Work to be completed:
How many lines of the records below contain the word "交流与合作"? Answer with the number alone.

Supplied data:
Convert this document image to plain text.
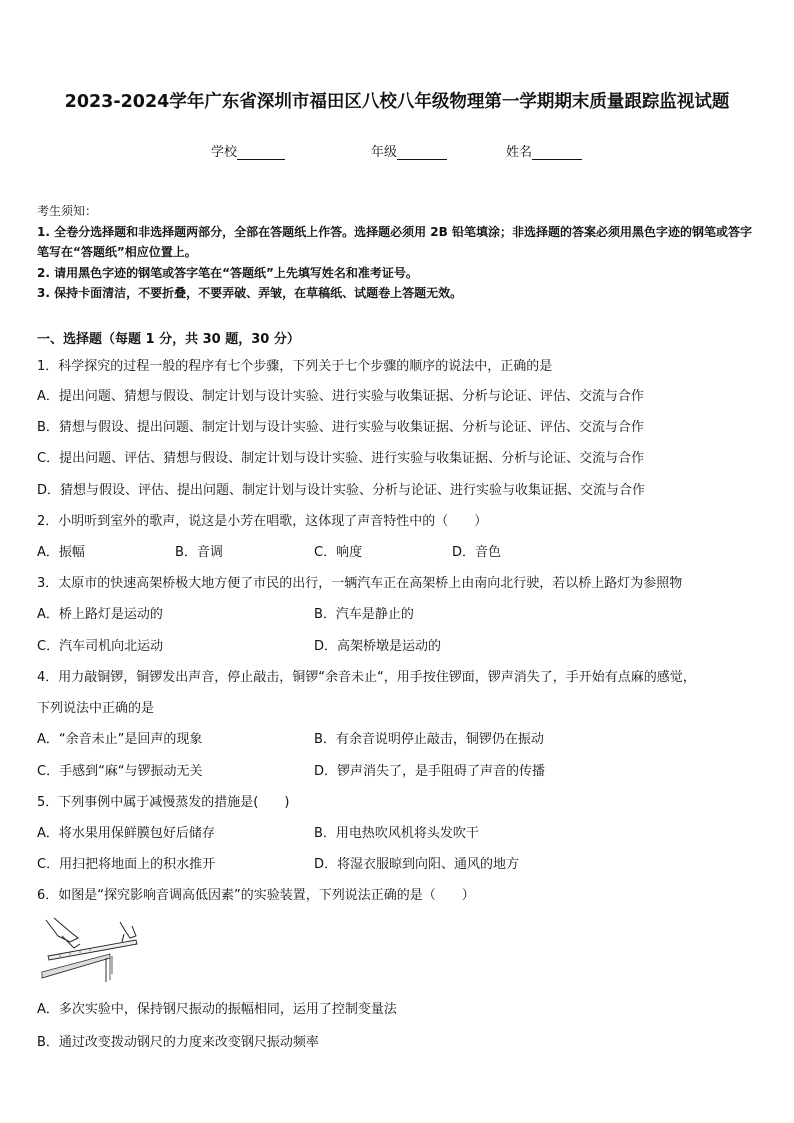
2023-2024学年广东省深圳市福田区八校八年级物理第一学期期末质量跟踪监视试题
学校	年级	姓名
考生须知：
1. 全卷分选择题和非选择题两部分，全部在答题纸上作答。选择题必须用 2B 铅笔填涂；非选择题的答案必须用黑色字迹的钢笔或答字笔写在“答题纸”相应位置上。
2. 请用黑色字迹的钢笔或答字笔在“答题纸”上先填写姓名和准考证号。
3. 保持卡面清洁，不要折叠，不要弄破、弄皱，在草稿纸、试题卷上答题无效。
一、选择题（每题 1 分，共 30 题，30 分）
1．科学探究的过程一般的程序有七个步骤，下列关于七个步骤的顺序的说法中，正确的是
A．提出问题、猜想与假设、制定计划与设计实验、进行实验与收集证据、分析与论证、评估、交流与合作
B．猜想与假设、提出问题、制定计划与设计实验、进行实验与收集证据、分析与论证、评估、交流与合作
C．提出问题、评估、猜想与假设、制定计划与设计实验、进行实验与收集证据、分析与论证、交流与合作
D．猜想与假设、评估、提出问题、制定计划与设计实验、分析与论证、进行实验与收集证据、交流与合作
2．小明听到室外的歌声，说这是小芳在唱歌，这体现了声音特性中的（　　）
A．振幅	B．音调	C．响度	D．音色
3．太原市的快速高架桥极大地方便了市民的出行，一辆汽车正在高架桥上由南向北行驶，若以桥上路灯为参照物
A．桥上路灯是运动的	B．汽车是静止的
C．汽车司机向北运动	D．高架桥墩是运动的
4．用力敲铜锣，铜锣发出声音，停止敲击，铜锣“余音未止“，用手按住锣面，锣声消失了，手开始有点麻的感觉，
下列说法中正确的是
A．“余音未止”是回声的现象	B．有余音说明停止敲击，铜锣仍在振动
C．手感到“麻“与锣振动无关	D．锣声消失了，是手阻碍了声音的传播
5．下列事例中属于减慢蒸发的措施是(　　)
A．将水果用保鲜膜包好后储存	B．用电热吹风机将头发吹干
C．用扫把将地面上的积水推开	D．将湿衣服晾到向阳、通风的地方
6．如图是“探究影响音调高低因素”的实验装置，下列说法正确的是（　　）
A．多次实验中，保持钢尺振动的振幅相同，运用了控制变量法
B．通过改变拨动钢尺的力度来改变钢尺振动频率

--

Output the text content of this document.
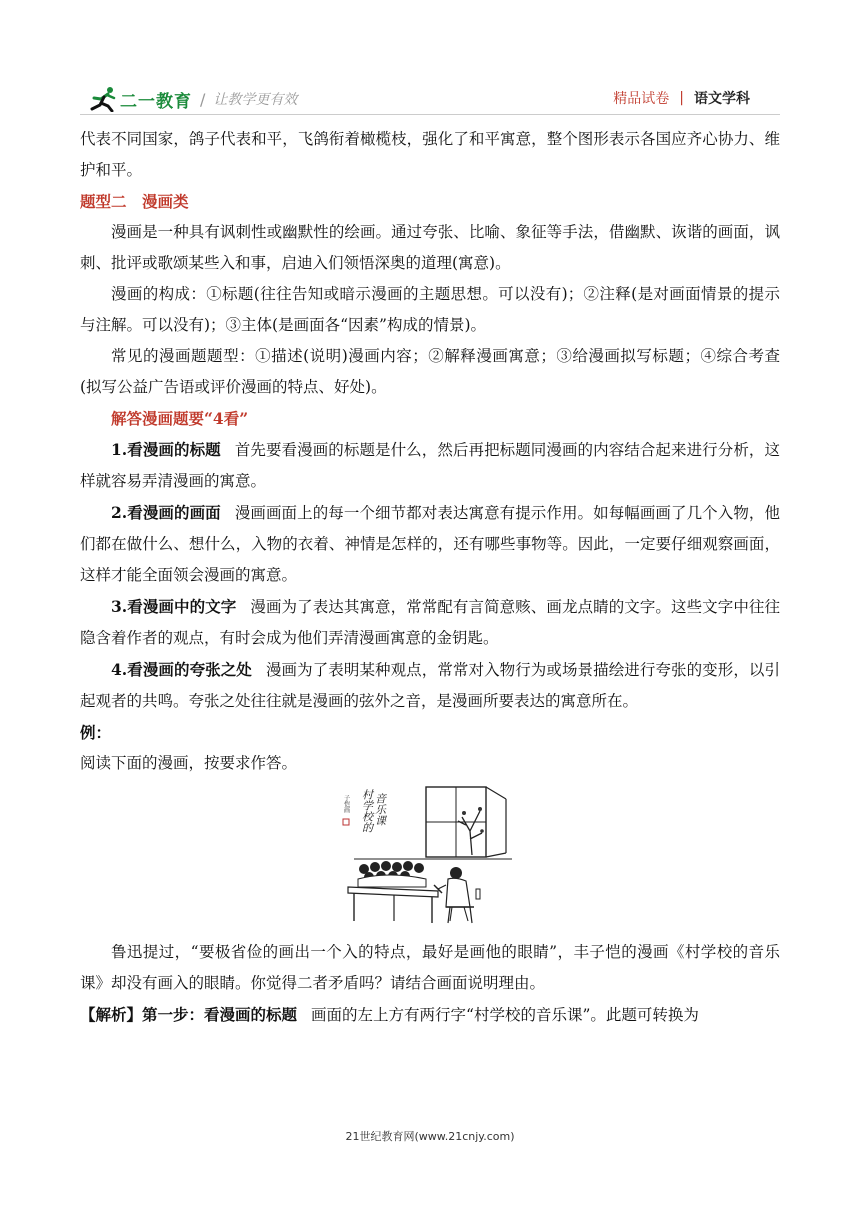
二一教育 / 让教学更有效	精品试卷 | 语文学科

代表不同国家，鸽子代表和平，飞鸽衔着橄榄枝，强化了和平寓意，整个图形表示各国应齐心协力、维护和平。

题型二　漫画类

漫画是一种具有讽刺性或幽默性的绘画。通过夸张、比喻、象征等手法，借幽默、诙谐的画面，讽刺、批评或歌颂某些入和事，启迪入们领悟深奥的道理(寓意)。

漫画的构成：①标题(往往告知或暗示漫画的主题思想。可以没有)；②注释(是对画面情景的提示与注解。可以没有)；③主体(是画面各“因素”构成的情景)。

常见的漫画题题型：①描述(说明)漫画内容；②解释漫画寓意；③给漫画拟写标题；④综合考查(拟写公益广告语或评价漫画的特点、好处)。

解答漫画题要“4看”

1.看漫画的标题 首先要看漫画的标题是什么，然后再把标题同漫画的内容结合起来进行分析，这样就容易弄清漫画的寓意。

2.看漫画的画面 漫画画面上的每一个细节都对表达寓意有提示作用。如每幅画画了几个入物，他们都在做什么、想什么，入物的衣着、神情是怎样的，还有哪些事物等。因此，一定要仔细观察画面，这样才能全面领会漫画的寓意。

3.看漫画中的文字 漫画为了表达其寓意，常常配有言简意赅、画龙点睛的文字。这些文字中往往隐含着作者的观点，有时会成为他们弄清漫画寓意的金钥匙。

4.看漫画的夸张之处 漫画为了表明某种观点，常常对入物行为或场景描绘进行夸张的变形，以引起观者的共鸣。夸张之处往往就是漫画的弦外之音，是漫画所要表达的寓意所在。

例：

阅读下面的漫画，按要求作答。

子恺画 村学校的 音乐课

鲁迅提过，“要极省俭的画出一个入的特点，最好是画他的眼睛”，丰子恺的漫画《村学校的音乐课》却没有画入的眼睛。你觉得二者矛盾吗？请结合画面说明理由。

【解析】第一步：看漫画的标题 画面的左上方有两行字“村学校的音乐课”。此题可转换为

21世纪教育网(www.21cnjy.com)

Worked solution:
4